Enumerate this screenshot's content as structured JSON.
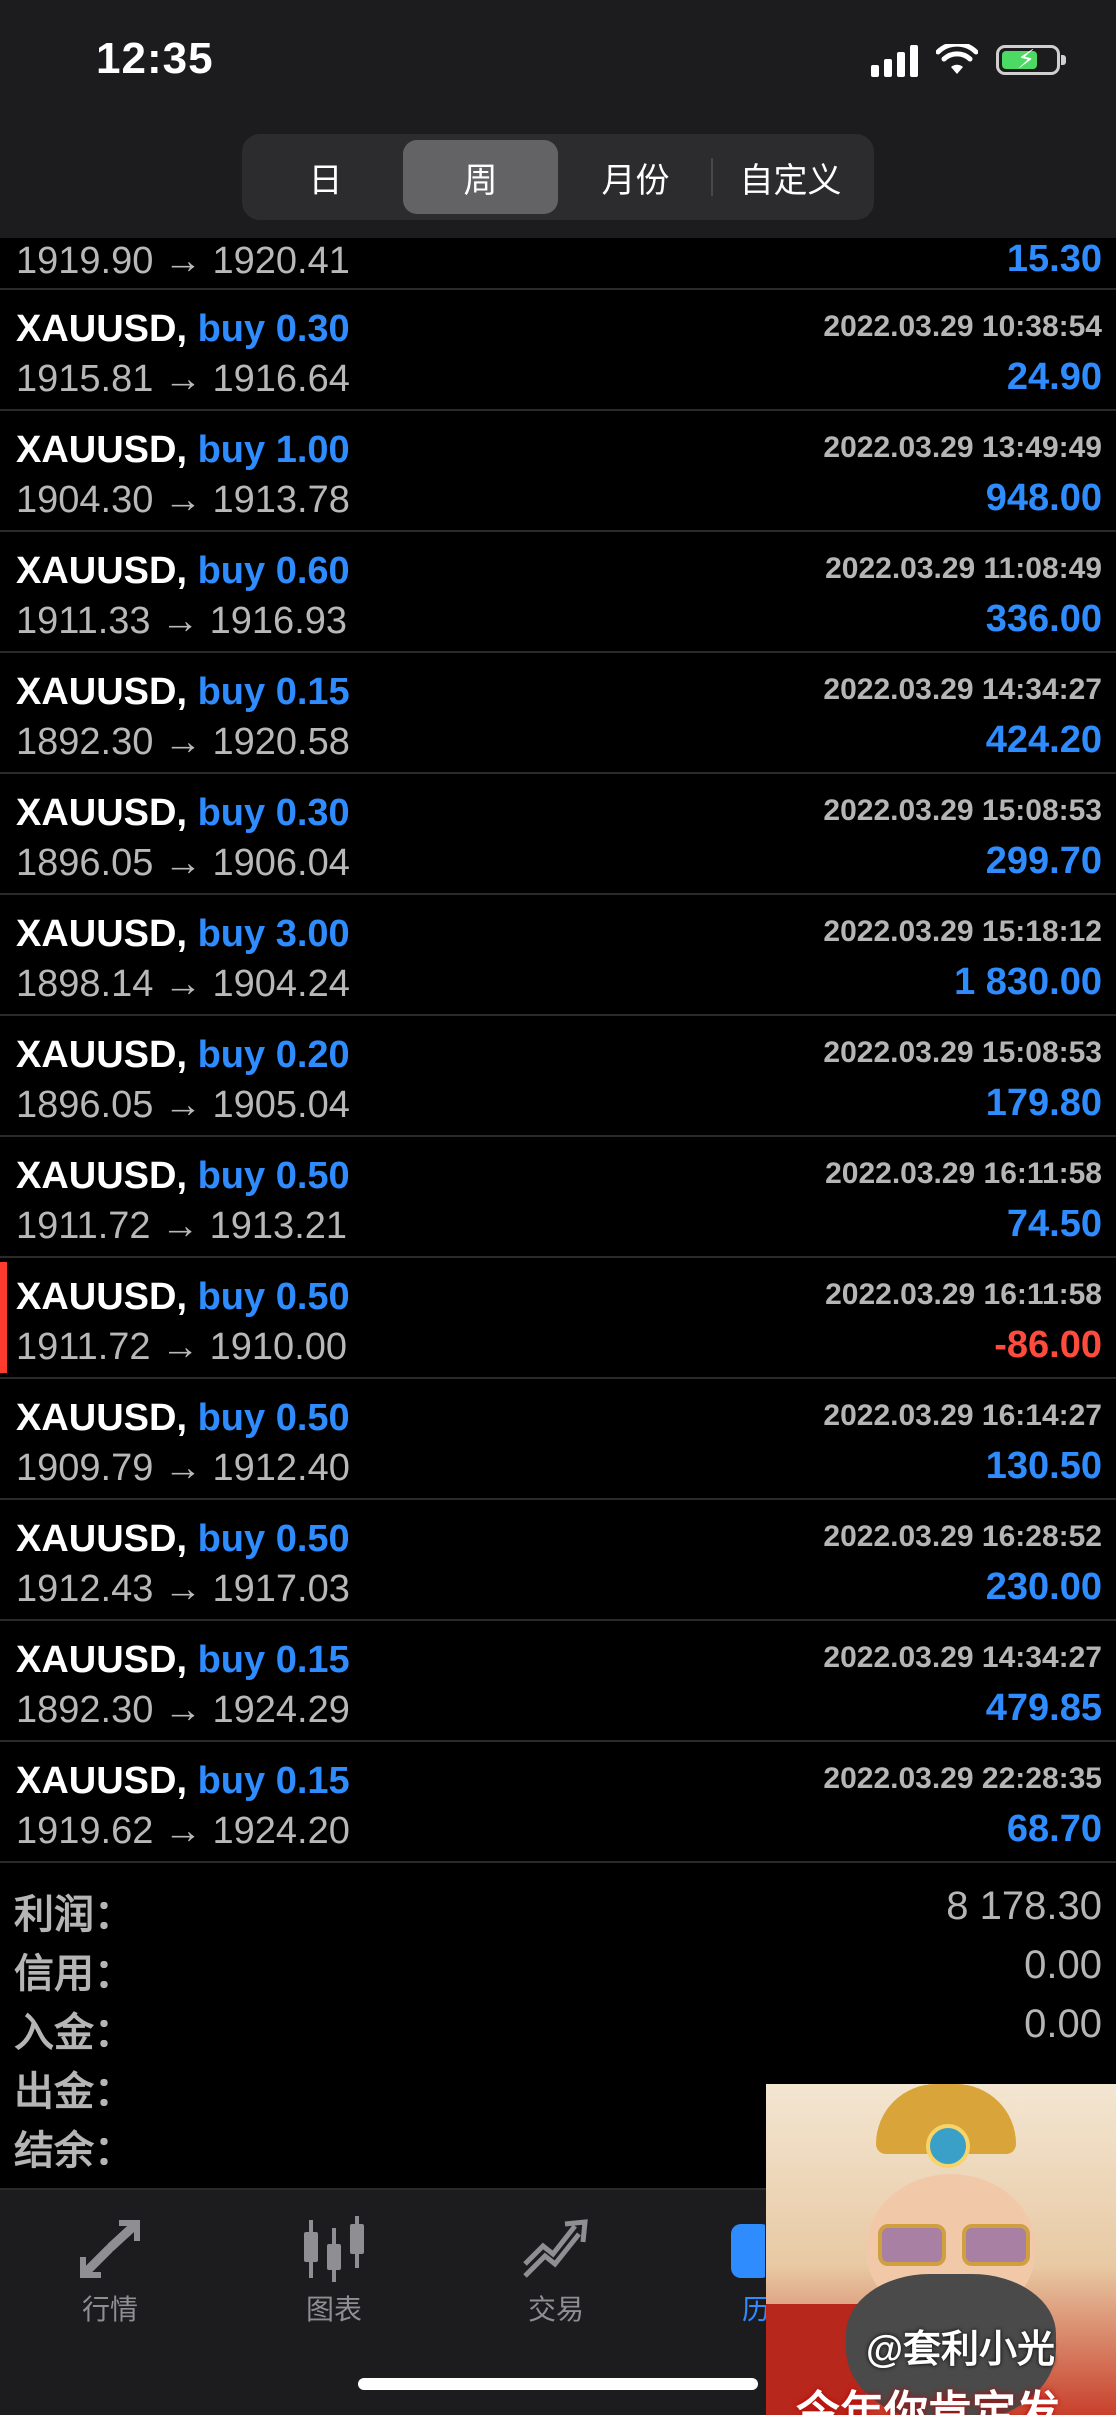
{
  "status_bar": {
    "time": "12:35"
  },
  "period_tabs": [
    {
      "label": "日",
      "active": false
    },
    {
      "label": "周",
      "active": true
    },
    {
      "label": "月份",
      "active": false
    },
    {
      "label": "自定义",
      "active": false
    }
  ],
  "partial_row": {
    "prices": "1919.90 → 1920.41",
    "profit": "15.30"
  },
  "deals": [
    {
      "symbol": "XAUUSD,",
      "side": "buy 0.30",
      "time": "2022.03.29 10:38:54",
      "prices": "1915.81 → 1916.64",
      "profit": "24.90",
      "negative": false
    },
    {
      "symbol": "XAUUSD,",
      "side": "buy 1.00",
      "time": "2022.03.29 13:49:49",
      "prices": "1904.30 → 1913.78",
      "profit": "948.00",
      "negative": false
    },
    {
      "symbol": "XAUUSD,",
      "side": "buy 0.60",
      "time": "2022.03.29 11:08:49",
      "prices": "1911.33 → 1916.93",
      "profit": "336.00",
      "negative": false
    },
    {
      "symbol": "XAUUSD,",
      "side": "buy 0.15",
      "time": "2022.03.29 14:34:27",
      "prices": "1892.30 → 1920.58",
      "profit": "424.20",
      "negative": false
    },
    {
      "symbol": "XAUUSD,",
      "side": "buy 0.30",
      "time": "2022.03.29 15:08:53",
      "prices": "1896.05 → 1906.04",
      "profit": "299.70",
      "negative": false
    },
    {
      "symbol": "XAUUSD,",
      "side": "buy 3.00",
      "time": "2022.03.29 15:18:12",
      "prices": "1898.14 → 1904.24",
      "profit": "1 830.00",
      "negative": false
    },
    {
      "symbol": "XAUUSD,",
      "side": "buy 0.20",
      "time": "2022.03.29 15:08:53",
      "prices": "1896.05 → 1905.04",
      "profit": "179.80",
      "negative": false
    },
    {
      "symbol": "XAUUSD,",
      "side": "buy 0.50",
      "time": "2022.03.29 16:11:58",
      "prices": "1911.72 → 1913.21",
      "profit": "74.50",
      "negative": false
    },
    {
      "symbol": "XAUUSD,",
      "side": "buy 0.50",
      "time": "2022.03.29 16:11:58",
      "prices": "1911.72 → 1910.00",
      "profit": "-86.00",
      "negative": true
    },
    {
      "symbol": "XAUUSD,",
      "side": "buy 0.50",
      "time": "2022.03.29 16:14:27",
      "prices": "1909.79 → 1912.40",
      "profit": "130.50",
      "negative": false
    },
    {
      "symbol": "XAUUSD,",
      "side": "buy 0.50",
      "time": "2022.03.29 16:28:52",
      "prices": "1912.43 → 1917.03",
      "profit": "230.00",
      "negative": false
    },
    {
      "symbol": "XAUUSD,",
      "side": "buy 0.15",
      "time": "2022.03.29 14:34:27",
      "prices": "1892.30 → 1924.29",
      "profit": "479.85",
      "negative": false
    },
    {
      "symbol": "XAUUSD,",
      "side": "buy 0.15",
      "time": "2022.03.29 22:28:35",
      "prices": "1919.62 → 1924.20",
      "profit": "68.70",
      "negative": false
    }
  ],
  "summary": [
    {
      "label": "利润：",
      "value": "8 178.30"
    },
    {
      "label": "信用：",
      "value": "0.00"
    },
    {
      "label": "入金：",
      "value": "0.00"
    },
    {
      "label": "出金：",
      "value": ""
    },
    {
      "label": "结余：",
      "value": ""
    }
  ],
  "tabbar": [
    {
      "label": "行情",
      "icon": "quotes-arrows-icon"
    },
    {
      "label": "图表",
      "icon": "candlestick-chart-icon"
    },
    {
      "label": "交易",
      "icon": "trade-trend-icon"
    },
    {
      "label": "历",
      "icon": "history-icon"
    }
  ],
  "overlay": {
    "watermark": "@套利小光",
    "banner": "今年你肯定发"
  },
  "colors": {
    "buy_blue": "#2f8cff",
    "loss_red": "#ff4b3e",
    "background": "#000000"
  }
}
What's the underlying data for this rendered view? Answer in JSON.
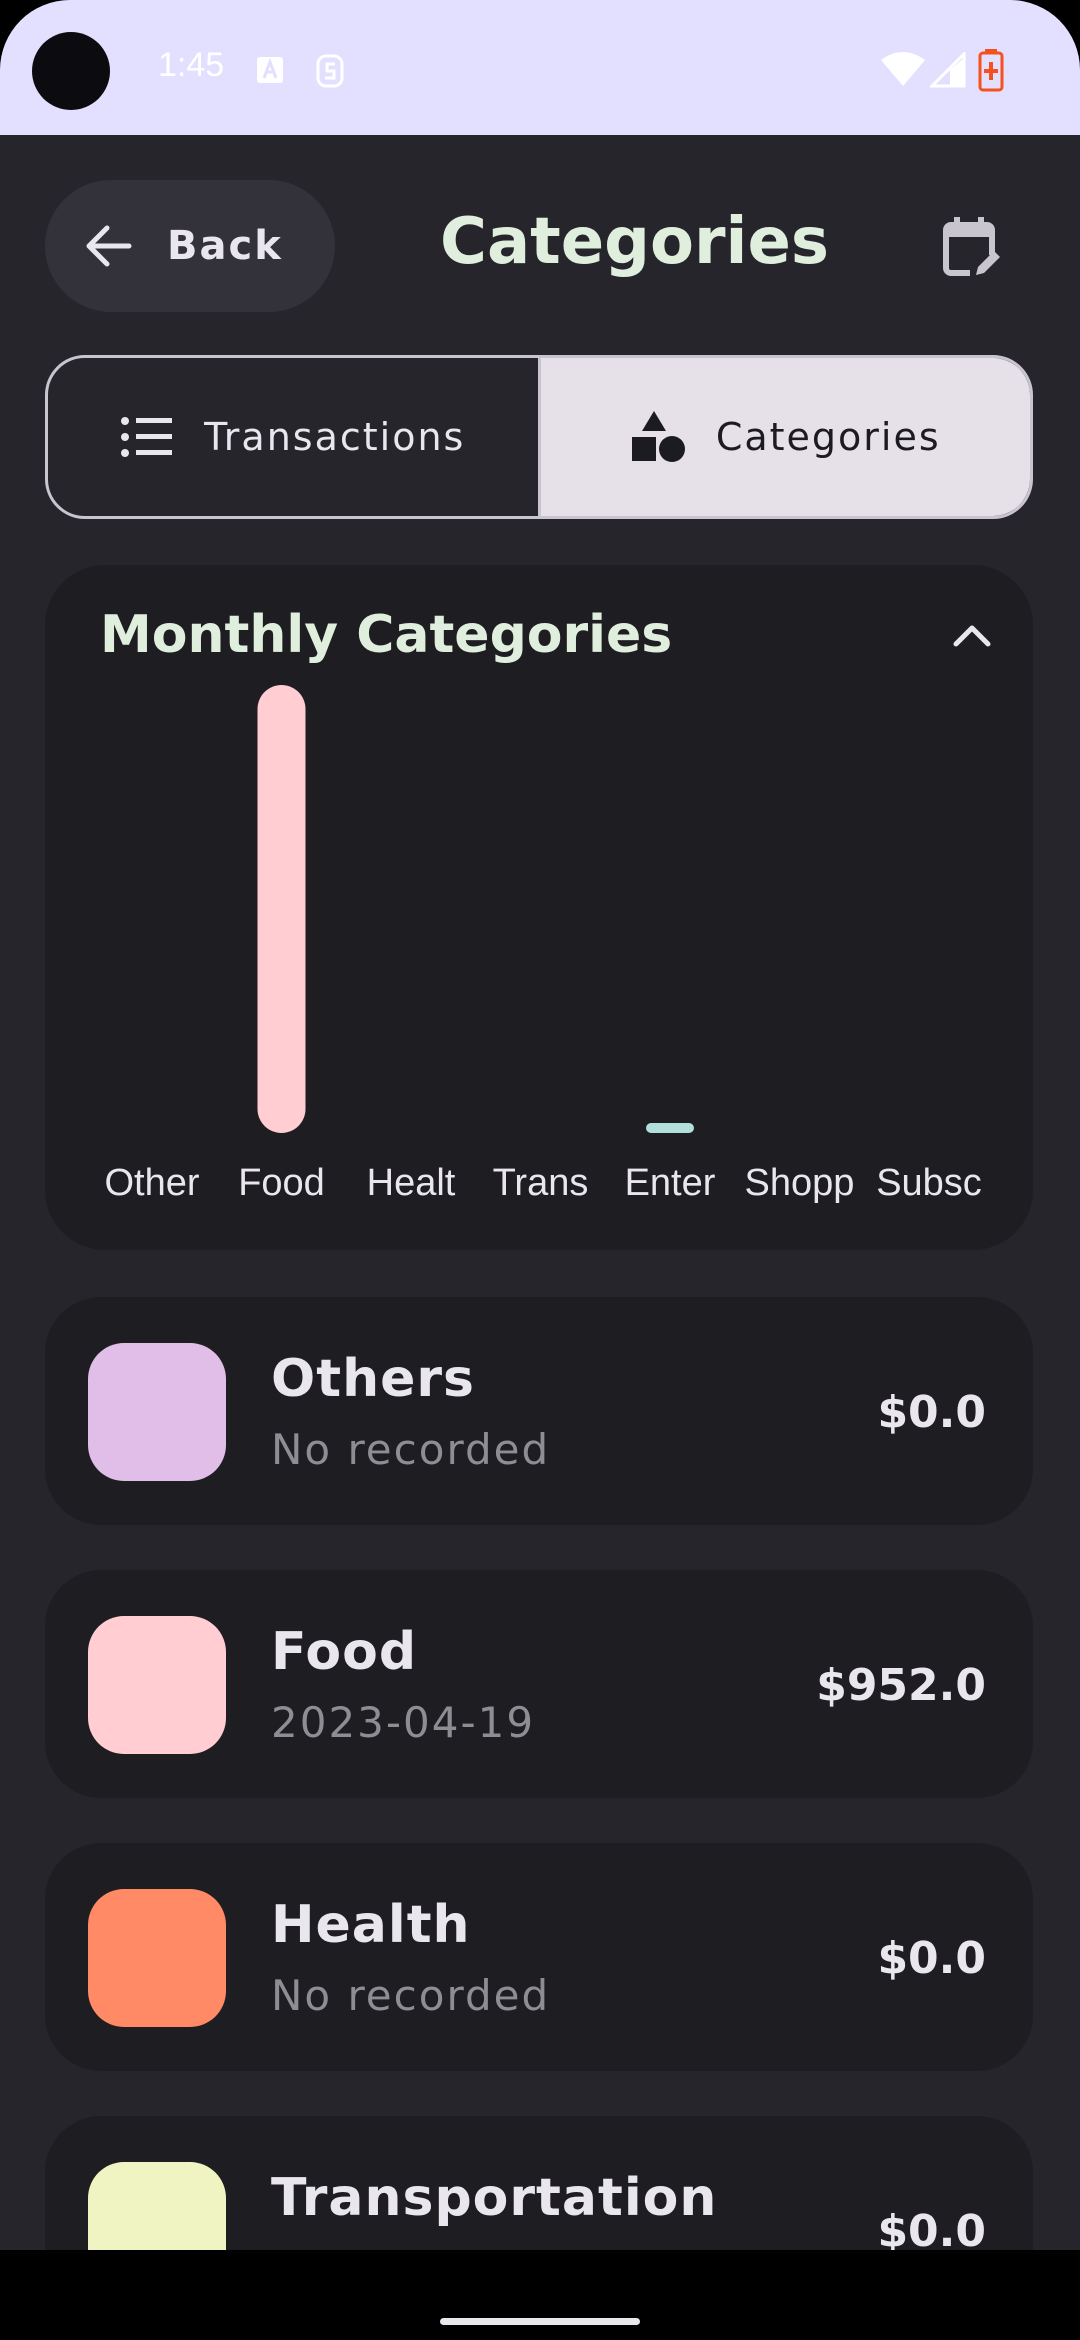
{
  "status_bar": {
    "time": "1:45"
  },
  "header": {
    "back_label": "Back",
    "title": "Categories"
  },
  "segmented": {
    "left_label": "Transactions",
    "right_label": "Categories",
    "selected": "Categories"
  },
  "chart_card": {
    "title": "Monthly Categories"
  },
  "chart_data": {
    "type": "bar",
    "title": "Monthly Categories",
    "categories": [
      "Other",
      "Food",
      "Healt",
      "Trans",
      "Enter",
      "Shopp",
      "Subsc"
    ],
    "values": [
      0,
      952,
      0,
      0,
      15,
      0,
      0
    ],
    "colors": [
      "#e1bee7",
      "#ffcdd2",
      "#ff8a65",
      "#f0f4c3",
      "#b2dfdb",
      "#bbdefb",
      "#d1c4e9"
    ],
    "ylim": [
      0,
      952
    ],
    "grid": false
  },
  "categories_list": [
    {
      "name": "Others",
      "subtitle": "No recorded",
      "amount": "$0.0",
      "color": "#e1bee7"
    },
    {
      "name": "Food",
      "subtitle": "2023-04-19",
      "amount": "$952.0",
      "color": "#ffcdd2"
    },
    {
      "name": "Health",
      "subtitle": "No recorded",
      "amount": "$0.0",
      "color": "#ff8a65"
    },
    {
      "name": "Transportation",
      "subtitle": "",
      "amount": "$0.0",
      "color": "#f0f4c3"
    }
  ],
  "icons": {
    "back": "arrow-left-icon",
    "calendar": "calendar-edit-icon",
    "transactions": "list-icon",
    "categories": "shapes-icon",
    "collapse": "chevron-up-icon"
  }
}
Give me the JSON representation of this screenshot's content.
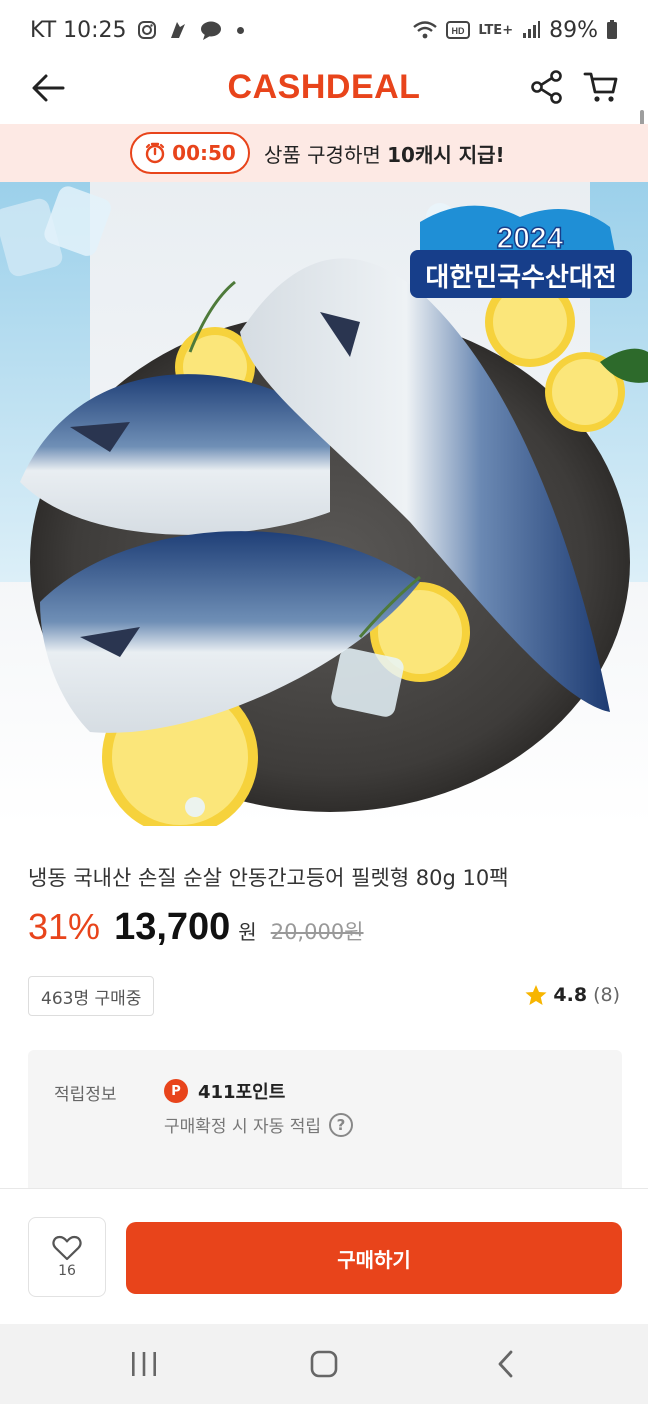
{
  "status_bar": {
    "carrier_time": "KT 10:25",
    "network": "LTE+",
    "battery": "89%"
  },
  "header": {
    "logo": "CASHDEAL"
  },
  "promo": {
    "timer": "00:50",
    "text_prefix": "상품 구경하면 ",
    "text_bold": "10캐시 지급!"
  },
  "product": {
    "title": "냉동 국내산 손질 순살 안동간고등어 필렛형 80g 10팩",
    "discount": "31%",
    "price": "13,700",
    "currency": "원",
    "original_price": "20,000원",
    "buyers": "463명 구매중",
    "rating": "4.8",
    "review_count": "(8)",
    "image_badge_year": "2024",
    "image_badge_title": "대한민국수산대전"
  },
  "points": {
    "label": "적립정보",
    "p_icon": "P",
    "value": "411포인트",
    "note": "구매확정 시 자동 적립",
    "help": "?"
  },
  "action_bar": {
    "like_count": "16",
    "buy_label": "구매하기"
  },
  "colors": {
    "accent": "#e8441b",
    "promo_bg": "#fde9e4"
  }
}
□ □ □ □ □
* **REQUIRED WORK**
Restate the whole of the material word for word without the pictures.

* **RESULT OF THE EXERCISE**
Enumerate this screenshot's content as structured JSON.
{
  "status_bar": {
    "time": "12:35"
  },
  "period_tabs": [
    {
      "label": "日",
      "active": false
    },
    {
      "label": "周",
      "active": true
    },
    {
      "label": "月份",
      "active": false
    },
    {
      "label": "自定义",
      "active": false
    }
  ],
  "partial_row": {
    "prices": "1919.90 → 1920.41",
    "profit": "15.30"
  },
  "deals": [
    {
      "symbol": "XAUUSD,",
      "side": "buy 0.30",
      "time": "2022.03.29 10:38:54",
      "prices": "1915.81 → 1916.64",
      "profit": "24.90",
      "negative": false
    },
    {
      "symbol": "XAUUSD,",
      "side": "buy 1.00",
      "time": "2022.03.29 13:49:49",
      "prices": "1904.30 → 1913.78",
      "profit": "948.00",
      "negative": false
    },
    {
      "symbol": "XAUUSD,",
      "side": "buy 0.60",
      "time": "2022.03.29 11:08:49",
      "prices": "1911.33 → 1916.93",
      "profit": "336.00",
      "negative": false
    },
    {
      "symbol": "XAUUSD,",
      "side": "buy 0.15",
      "time": "2022.03.29 14:34:27",
      "prices": "1892.30 → 1920.58",
      "profit": "424.20",
      "negative": false
    },
    {
      "symbol": "XAUUSD,",
      "side": "buy 0.30",
      "time": "2022.03.29 15:08:53",
      "prices": "1896.05 → 1906.04",
      "profit": "299.70",
      "negative": false
    },
    {
      "symbol": "XAUUSD,",
      "side": "buy 3.00",
      "time": "2022.03.29 15:18:12",
      "prices": "1898.14 → 1904.24",
      "profit": "1 830.00",
      "negative": false
    },
    {
      "symbol": "XAUUSD,",
      "side": "buy 0.20",
      "time": "2022.03.29 15:08:53",
      "prices": "1896.05 → 1905.04",
      "profit": "179.80",
      "negative": false
    },
    {
      "symbol": "XAUUSD,",
      "side": "buy 0.50",
      "time": "2022.03.29 16:11:58",
      "prices": "1911.72 → 1913.21",
      "profit": "74.50",
      "negative": false
    },
    {
      "symbol": "XAUUSD,",
      "side": "buy 0.50",
      "time": "2022.03.29 16:11:58",
      "prices": "1911.72 → 1910.00",
      "profit": "-86.00",
      "negative": true
    },
    {
      "symbol": "XAUUSD,",
      "side": "buy 0.50",
      "time": "2022.03.29 16:14:27",
      "prices": "1909.79 → 1912.40",
      "profit": "130.50",
      "negative": false
    },
    {
      "symbol": "XAUUSD,",
      "side": "buy 0.50",
      "time": "2022.03.29 16:28:52",
      "prices": "1912.43 → 1917.03",
      "profit": "230.00",
      "negative": false
    },
    {
      "symbol": "XAUUSD,",
      "side": "buy 0.15",
      "time": "2022.03.29 14:34:27",
      "prices": "1892.30 → 1924.29",
      "profit": "479.85",
      "negative": false
    },
    {
      "symbol": "XAUUSD,",
      "side": "buy 0.15",
      "time": "2022.03.29 22:28:35",
      "prices": "1919.62 → 1924.20",
      "profit": "68.70",
      "negative": false
    }
  ],
  "summary": [
    {
      "label": "利润：",
      "value": "8 178.30"
    },
    {
      "label": "信用：",
      "value": "0.00"
    },
    {
      "label": "入金：",
      "value": "0.00"
    },
    {
      "label": "出金：",
      "value": ""
    },
    {
      "label": "结余：",
      "value": ""
    }
  ],
  "tabbar": [
    {
      "label": "行情",
      "icon": "quotes-arrows-icon"
    },
    {
      "label": "图表",
      "icon": "candlestick-chart-icon"
    },
    {
      "label": "交易",
      "icon": "trade-trend-icon"
    },
    {
      "label": "历",
      "icon": "history-icon"
    }
  ],
  "overlay": {
    "watermark": "@套利小光",
    "banner": "今年你肯定发"
  },
  "colors": {
    "buy_blue": "#2f8cff",
    "loss_red": "#ff4b3e",
    "background": "#000000"
  }
}
What's the underlying data for this rendered view? Answer in JSON.
{
  "status_bar": {
    "time": "1:45"
  },
  "header": {
    "back_label": "Back",
    "title": "Categories"
  },
  "segmented": {
    "left_label": "Transactions",
    "right_label": "Categories",
    "selected": "Categories"
  },
  "chart_card": {
    "title": "Monthly Categories"
  },
  "chart_data": {
    "type": "bar",
    "title": "Monthly Categories",
    "categories": [
      "Other",
      "Food",
      "Healt",
      "Trans",
      "Enter",
      "Shopp",
      "Subsc"
    ],
    "values": [
      0,
      952,
      0,
      0,
      15,
      0,
      0
    ],
    "colors": [
      "#e1bee7",
      "#ffcdd2",
      "#ff8a65",
      "#f0f4c3",
      "#b2dfdb",
      "#bbdefb",
      "#d1c4e9"
    ],
    "ylim": [
      0,
      952
    ],
    "grid": false
  },
  "categories_list": [
    {
      "name": "Others",
      "subtitle": "No recorded",
      "amount": "$0.0",
      "color": "#e1bee7"
    },
    {
      "name": "Food",
      "subtitle": "2023-04-19",
      "amount": "$952.0",
      "color": "#ffcdd2"
    },
    {
      "name": "Health",
      "subtitle": "No recorded",
      "amount": "$0.0",
      "color": "#ff8a65"
    },
    {
      "name": "Transportation",
      "subtitle": "",
      "amount": "$0.0",
      "color": "#f0f4c3"
    }
  ],
  "icons": {
    "back": "arrow-left-icon",
    "calendar": "calendar-edit-icon",
    "transactions": "list-icon",
    "categories": "shapes-icon",
    "collapse": "chevron-up-icon"
  }
}
Give me the JSON representation of this screenshot's content.
{
  "status_bar": {
    "carrier_time": "KT 10:25",
    "network": "LTE+",
    "battery": "89%"
  },
  "header": {
    "logo": "CASHDEAL"
  },
  "promo": {
    "timer": "00:50",
    "text_prefix": "상품 구경하면 ",
    "text_bold": "10캐시 지급!"
  },
  "product": {
    "title": "냉동 국내산 손질 순살 안동간고등어 필렛형 80g 10팩",
    "discount": "31%",
    "price": "13,700",
    "currency": "원",
    "original_price": "20,000원",
    "buyers": "463명 구매중",
    "rating": "4.8",
    "review_count": "(8)",
    "image_badge_year": "2024",
    "image_badge_title": "대한민국수산대전"
  },
  "points": {
    "label": "적립정보",
    "p_icon": "P",
    "value": "411포인트",
    "note": "구매확정 시 자동 적립",
    "help": "?"
  },
  "action_bar": {
    "like_count": "16",
    "buy_label": "구매하기"
  },
  "colors": {
    "accent": "#e8441b",
    "promo_bg": "#fde9e4"
  }
}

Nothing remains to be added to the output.